- [To be done]: Pull out every line with the word "image".

··· Input material

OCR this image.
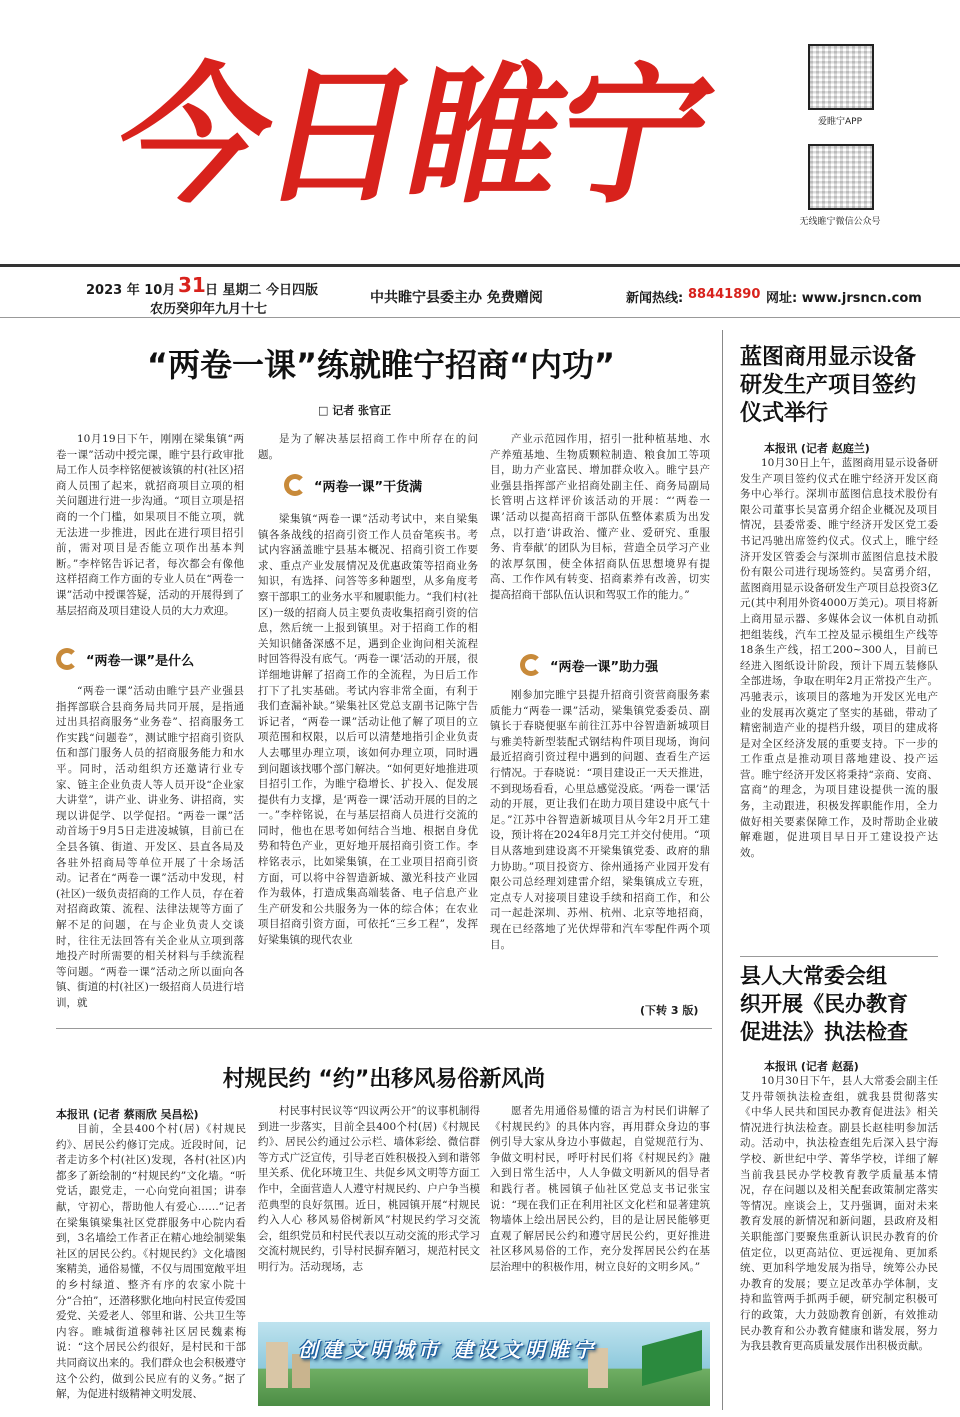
今日睢宁	爱睢宁APP
无线睢宁微信公众号
2023 年 10月 31 日 星期二 今日四版
农历癸卯年九月十七
中共睢宁县委主办 免费赠阅	新闻热线: 88441890 网址: www.jrsncn.com
“两卷一课”练就睢宁招商“内功”
□ 记者 张官正
10月19日下午，刚刚在梁集镇“两卷一课”活动中授完课，睢宁县行政审批局工作人员李梓铭便被该镇的村(社区)招商人员围了起来，就招商项目立项的相关问题进行进一步沟通。“项目立项是招商的一个门槛，如果项目不能立项，就无法进一步推进，因此在进行项目招引前，需对项目是否能立项作出基本判断。”李梓铭告诉记者，每次都会有像他这样招商工作方面的专业人员在“两卷一课”活动中授课答疑，活动的开展得到了基层招商及项目建设人员的大力欢迎。
“两卷一课”是什么
“两卷一课”活动由睢宁县产业强县指挥部联合县商务局共同开展，是指通过出具招商服务“业务卷”、招商服务工作实践“问题卷”，测试睢宁招商引资队伍和部门服务人员的招商服务能力和水平。同时，活动组织方还邀请行业专家、链主企业负责人等人员开设“企业家大讲堂”，讲产业、讲业务、讲招商，实现以讲促学、以学促招。“两卷一课”活动首场于9月5日走进凌城镇，目前已在全县各镇、街道、开发区、县直各局及各驻外招商局等单位开展了十余场活动。记者在“两卷一课”活动中发现，村(社区)一级负责招商的工作人员，存在着对招商政策、流程、法律法规等方面了解不足的问题，在与企业负责人交谈时，往往无法回答有关企业从立项到落地投产时所需要的相关材料与手续流程等问题。“两卷一课”活动之所以面向各镇、街道的村(社区)一级招商人员进行培训，就
是为了解决基层招商工作中所存在的问题。
“两卷一课”干货满
梁集镇“两卷一课”活动考试中，来自梁集镇各条战线的招商引资工作人员奋笔疾书。考试内容涵盖睢宁县基本概况、招商引资工作要求、重点产业发展情况及优惠政策等招商业务知识，有选择、问答等多种题型，从多角度考察干部职工的业务水平和履职能力。“我们村(社区)一级的招商人员主要负责收集招商引资的信息，然后统一上报到镇里。对于招商工作的相关知识储备深感不足，遇到企业询问相关流程时回答得没有底气。‘两卷一课’活动的开展，很详细地讲解了招商工作的全流程，为日后工作打下了扎实基础。考试内容非常全面，有利于我们查漏补缺。”梁集社区党总支副书记陈宁告诉记者，“两卷一课”活动让他了解了项目的立项范围和权限，以后可以清楚地指引企业负责人去哪里办理立项，该如何办理立项，同时遇到问题该找哪个部门解决。“如何更好地推进项目招引工作，为睢宁稳增长、扩投入、促发展提供有力支撑，是‘两卷一课’活动开展的目的之一。”李梓铭说，在与基层招商人员进行交流的同时，他也在思考如何结合当地、根据自身优势和特色产业，更好地开展招商引资工作。李梓铭表示，比如梁集镇，在工业项目招商引资方面，可以将中谷智造新城、激光科技产业园作为载体，打造成集高端装备、电子信息产业生产研发和公共服务为一体的综合体；在农业项目招商引资方面，可依托“三乡工程”，发挥好梁集镇的现代农业
产业示范园作用，招引一批种植基地、水产养殖基地、生物质颗粒制造、粮食加工等项目，助力产业富民、增加群众收入。睢宁县产业强县指挥部产业招商处副主任、商务局副局长管明占这样评价该活动的开展：“‘两卷一课’活动以提高招商干部队伍整体素质为出发点，以打造‘讲政治、懂产业、爱研究、重服务、肯奉献’的团队为目标，营造全员学习产业的浓厚氛围，使全体招商队伍思想境界有提高、工作作风有转变、招商素养有改善，切实提高招商干部队伍认识和驾驭工作的能力。”
“两卷一课”助力强
刚参加完睢宁县提升招商引资营商服务素质能力“两卷一课”活动，梁集镇党委委员、副镇长于春晓便驱车前往江苏中谷智造新城项目与雅美特新型装配式钢结构件项目现场，询问最近招商引资过程中遇到的问题、查看生产运行情况。于春晓说：“项目建设正一天天推进，不到现场看看，心里总感觉没底。‘两卷一课’活动的开展，更让我们在助力项目建设中底气十足。”江苏中谷智造新城项目从今年2月开工建设，预计将在2024年8月完工并交付使用。“项目从落地到建设离不开梁集镇党委、政府的鼎力协助。”项目投资方、徐州通扬产业园开发有限公司总经理刘建雷介绍，梁集镇成立专班，定点专人对接项目建设手续和招商工作，和公司一起赴深圳、苏州、杭州、北京等地招商，现在已经落地了光伏焊带和汽车零配件两个项目。
(下转 3 版)
蓝图商用显示设备
研发生产项目签约
仪式举行
本报讯 (记者 赵庭兰)
10月30日上午，蓝图商用显示设备研发生产项目签约仪式在睢宁经济开发区商务中心举行。深圳市蓝图信息技术股份有限公司董事长吴富勇介绍企业概况及项目情况，县委常委、睢宁经济开发区党工委书记冯驰出席签约仪式。仪式上，睢宁经济开发区管委会与深圳市蓝图信息技术股份有限公司进行现场签约。吴富勇介绍，蓝图商用显示设备研发生产项目总投资3亿元(其中利用外资4000万美元)。项目将新上商用显示器、多媒体会议一体机自动抓把组装线，汽车工控及显示模组生产线等18条生产线，招工200~300人，目前已经进入图纸设计阶段，预计下周五装修队全部进场，争取在明年2月正常投产生产。冯驰表示，该项目的落地为开发区光电产业的发展再次奠定了坚实的基础，带动了精密制造产业的提档升级，项目的建成将是对全区经济发展的重要支持。下一步的工作重点是推动项目落地建设、投产运营。睢宁经济开发区将秉持“亲商、安商、富商”的理念，为项目建设提供一流的服务，主动跟进，积极发挥职能作用，全力做好相关要素保障工作，及时帮助企业破解难题，促进项目早日开工建设投产达效。
县人大常委会组
织开展《民办教育
促进法》执法检查
本报讯 (记者 赵磊)
10月30日下午，县人大常委会副主任艾丹带领执法检查组，就我县贯彻落实《中华人民共和国民办教育促进法》相关情况进行执法检查。副县长赵桂明参加活动。活动中，执法检查组先后深入县宁海学校、新世纪中学、菁华学校，详细了解当前我县民办学校教育教学质量基本情况，存在问题以及相关配套政策制定落实等情况。座谈会上，艾丹强调，面对未来教育发展的新情况和新问题，县政府及相关职能部门要聚焦重新认识民办教育的价值定位，以更高站位、更远视角、更加系统、更加科学地发展为指导，统筹公办民办教育的发展；要立足改革办学体制，支持和监管两手抓两手硬，研究制定积极可行的政策，大力鼓励教育创新，有效推动民办教育和公办教育健康和谐发展，努力为我县教育更高质量发展作出积极贡献。
村规民约 “约”出移风易俗新风尚
本报讯 (记者 蔡雨欣 吴昌松)
目前，全县400个村(居)《村规民约》、居民公约修订完成。近段时间，记者走访多个村(社区)发现，各村(社区)内都多了新绘制的“村规民约”文化墙。“听党话，跟党走，一心向党向祖国；讲奉献，守初心，帮助他人有爱心……”记者在梁集镇梁集社区党群服务中心院内看到，3名墙绘工作者正在精心地绘制梁集社区的居民公约。《村规民约》文化墙图案精美，通俗易懂，不仅与周围宽敞平坦的乡村绿道、整齐有序的农家小院十分“合拍”，还潜移默化地向村民宣传爱国爱党、关爱老人、邻里和谐、公共卫生等内容。睢城街道穆韩社区居民魏素梅说：“这个居民公约很好，是村民和干部共同商议出来的。我们群众也会积极遵守这个公约，做到公民应有的义务。”据了解，为促进村级精神文明发展、
村民事村民议等“四议两公开”的议事机制得到进一步落实，目前全县400个村(居)《村规民约》、居民公约通过公示栏、墙体彩绘、微信群等方式广泛宣传，引导老百姓积极投入到和谐邻里关系、优化环境卫生、共促乡风文明等方面工作中，全面营造人人遵守村规民约、户户争当模范典型的良好氛围。近日，桃园镇开展“村规民约入人心 移风易俗树新风”村规民约学习交流会，组织党员和村民代表以互动交流的形式学习交流村规民约，引导村民摒弃陋习，规范村民文明行为。活动现场，志
愿者先用通俗易懂的语言为村民们讲解了《村规民约》的具体内容，再用群众身边的事例引导大家从身边小事做起，自觉规范行为、争做文明村民，呼吁村民们将《村规民约》融入到日常生活中，人人争做文明新风的倡导者和践行者。桃园镇子仙社区党总支书记张宝说：“现在我们正在利用社区文化栏和显著建筑物墙体上绘出居民公约，目的是让居民能够更直观了解居民公约和遵守居民公约，更好推进社区移风易俗的工作，充分发挥居民公约在基层治理中的积极作用，树立良好的文明乡风。”
创建文明城市 建设文明睢宁
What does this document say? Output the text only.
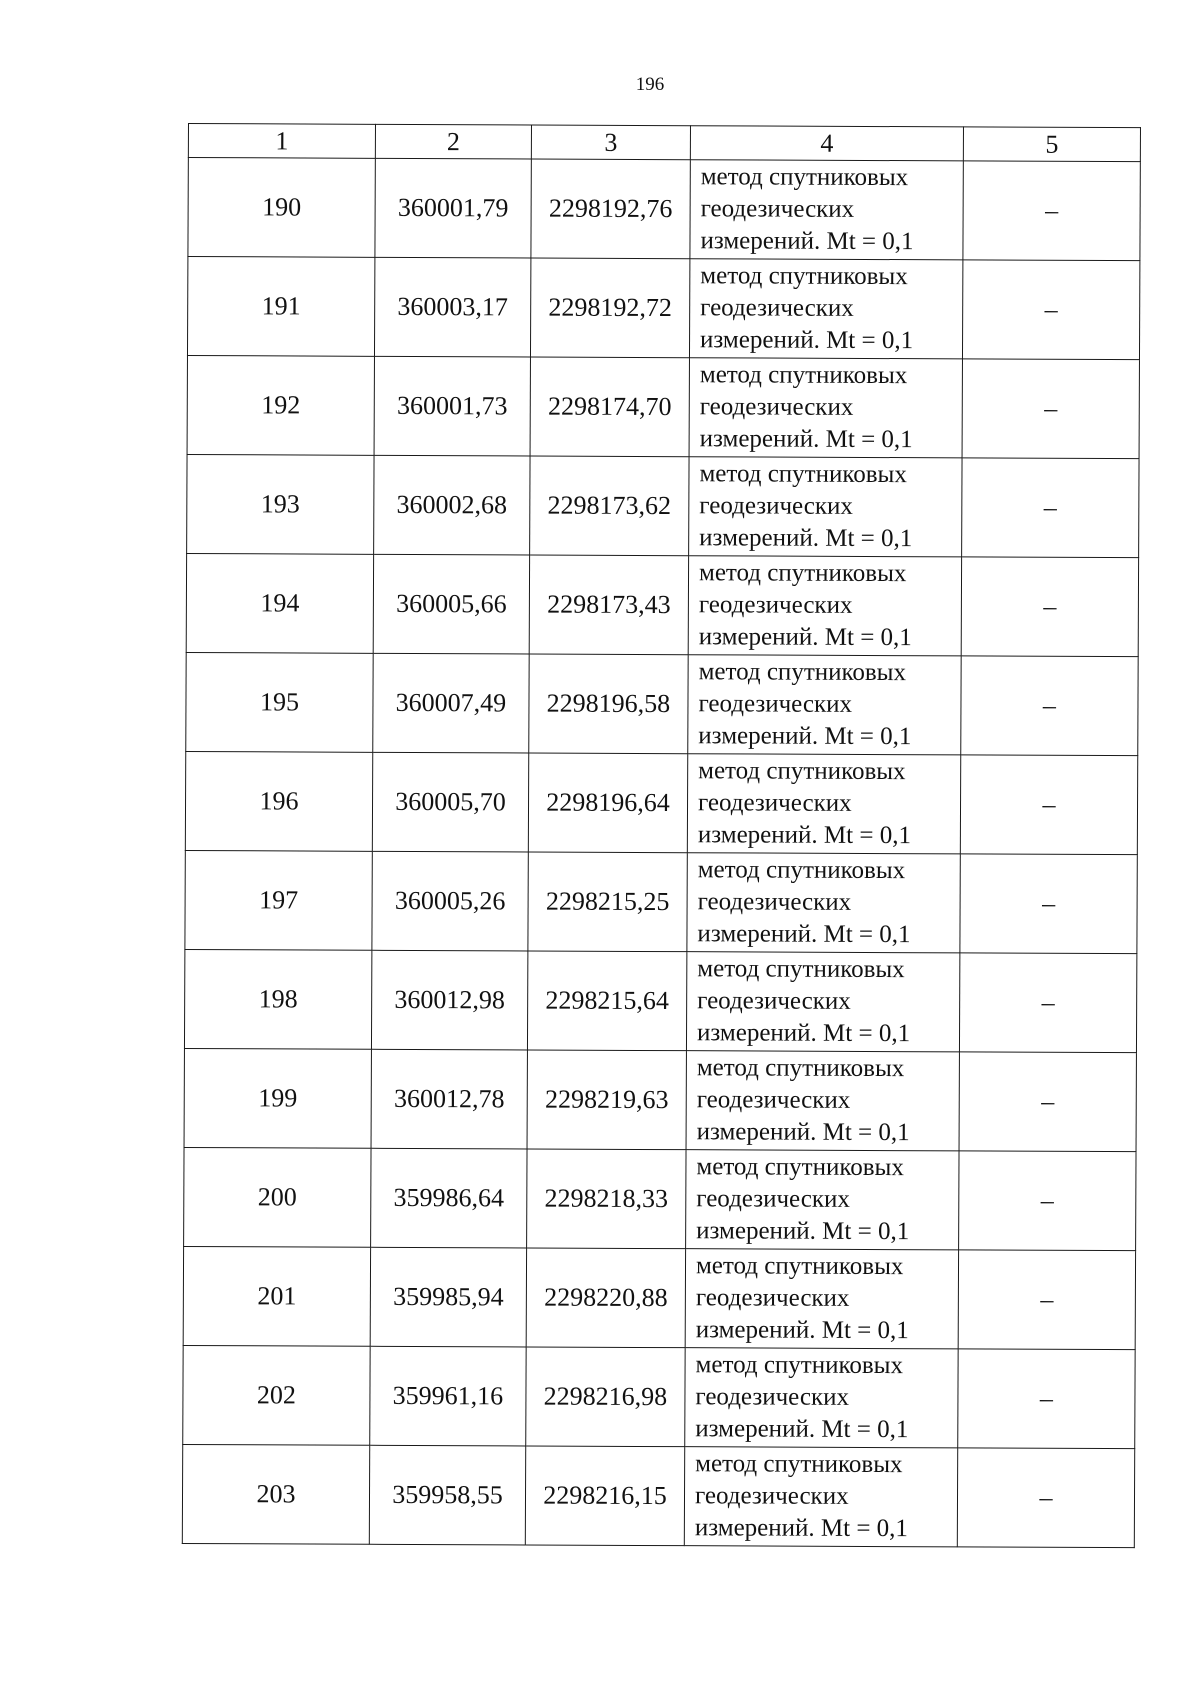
196
1	2	3	4	5
190	360001,79	2298192,76	метод спутниковых
геодезических
измерений. Mt = 0,1	–
191	360003,17	2298192,72	метод спутниковых
геодезических
измерений. Mt = 0,1	–
192	360001,73	2298174,70	метод спутниковых
геодезических
измерений. Mt = 0,1	–
193	360002,68	2298173,62	метод спутниковых
геодезических
измерений. Mt = 0,1	–
194	360005,66	2298173,43	метод спутниковых
геодезических
измерений. Mt = 0,1	–
195	360007,49	2298196,58	метод спутниковых
геодезических
измерений. Mt = 0,1	–
196	360005,70	2298196,64	метод спутниковых
геодезических
измерений. Mt = 0,1	–
197	360005,26	2298215,25	метод спутниковых
геодезических
измерений. Mt = 0,1	–
198	360012,98	2298215,64	метод спутниковых
геодезических
измерений. Mt = 0,1	–
199	360012,78	2298219,63	метод спутниковых
геодезических
измерений. Mt = 0,1	–
200	359986,64	2298218,33	метод спутниковых
геодезических
измерений. Mt = 0,1	–
201	359985,94	2298220,88	метод спутниковых
геодезических
измерений. Mt = 0,1	–
202	359961,16	2298216,98	метод спутниковых
геодезических
измерений. Mt = 0,1	–
203	359958,55	2298216,15	метод спутниковых
геодезических
измерений. Mt = 0,1	–
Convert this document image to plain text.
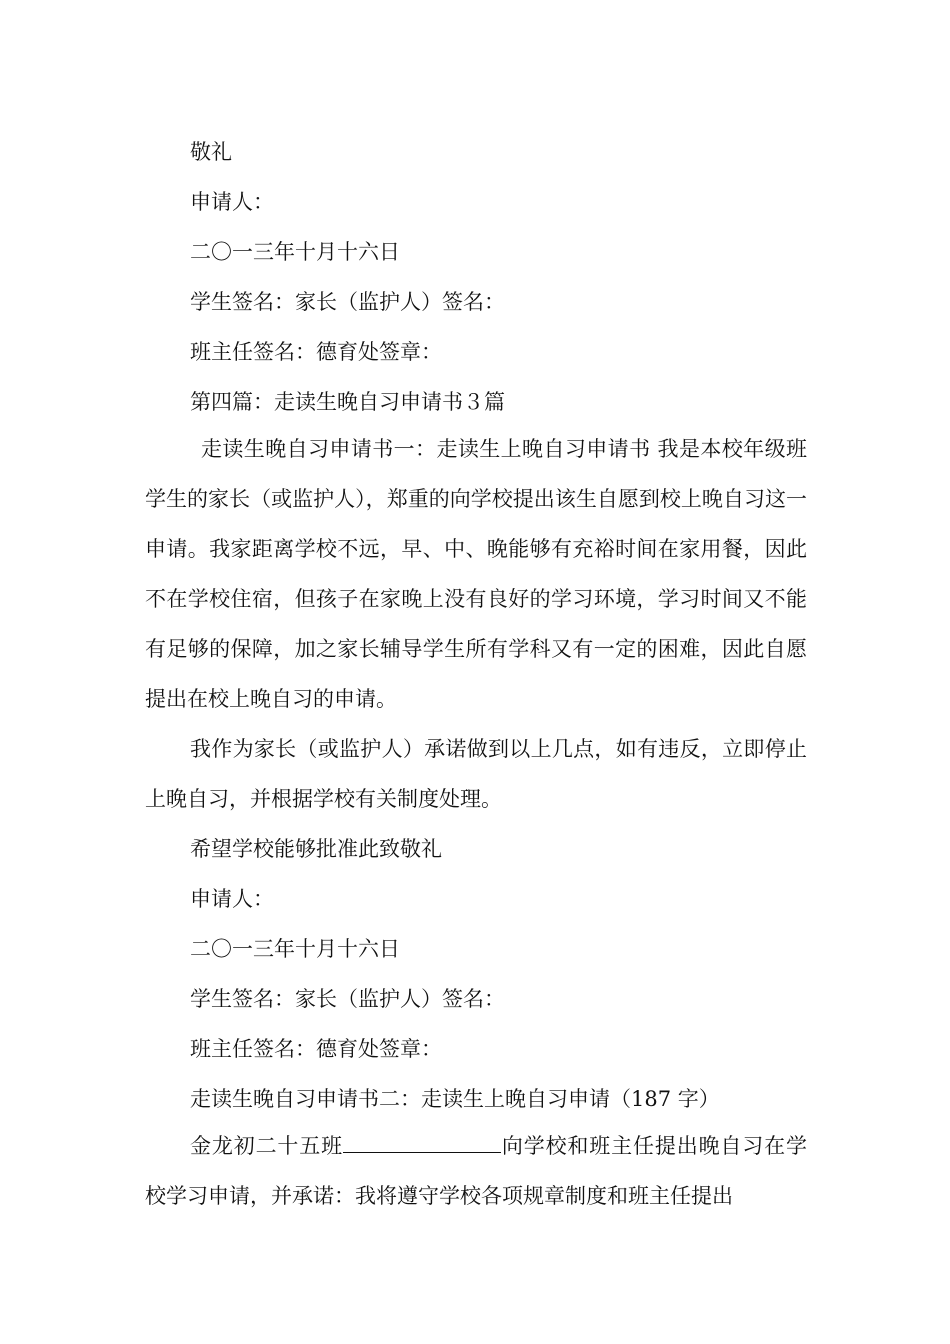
敬礼
申请人：
二〇一三年十月十六日
学生签名：家长（监护人）签名：
班主任签名：德育处签章：
第四篇：走读生晚自习申请书３篇
走读生晚自习申请书一：走读生上晚自习申请书 我是本校年级班学生的家长（或监护人），郑重的向学校提出该生自愿到校上晚自习这一申请。我家距离学校不远，早、中、晚能够有充裕时间在家用餐，因此不在学校住宿，但孩子在家晚上没有良好的学习环境，学习时间又不能有足够的保障，加之家长辅导学生所有学科又有一定的困难，因此自愿提出在校上晚自习的申请。
我作为家长（或监护人）承诺做到以上几点，如有违反，立即停止上晚自习，并根据学校有关制度处理。
希望学校能够批准此致敬礼
申请人：
二〇一三年十月十六日
学生签名：家长（监护人）签名：
班主任签名：德育处签章：
走读生晚自习申请书二：走读生上晚自习申请（187 字）
金龙初二十五班	向学校和班主任提出晚自习在学校学习申请，并承诺：我将遵守学校各项规章制度和班主任提出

······

- [Correct response]:
OCR this image.
Convert this document image to plain text.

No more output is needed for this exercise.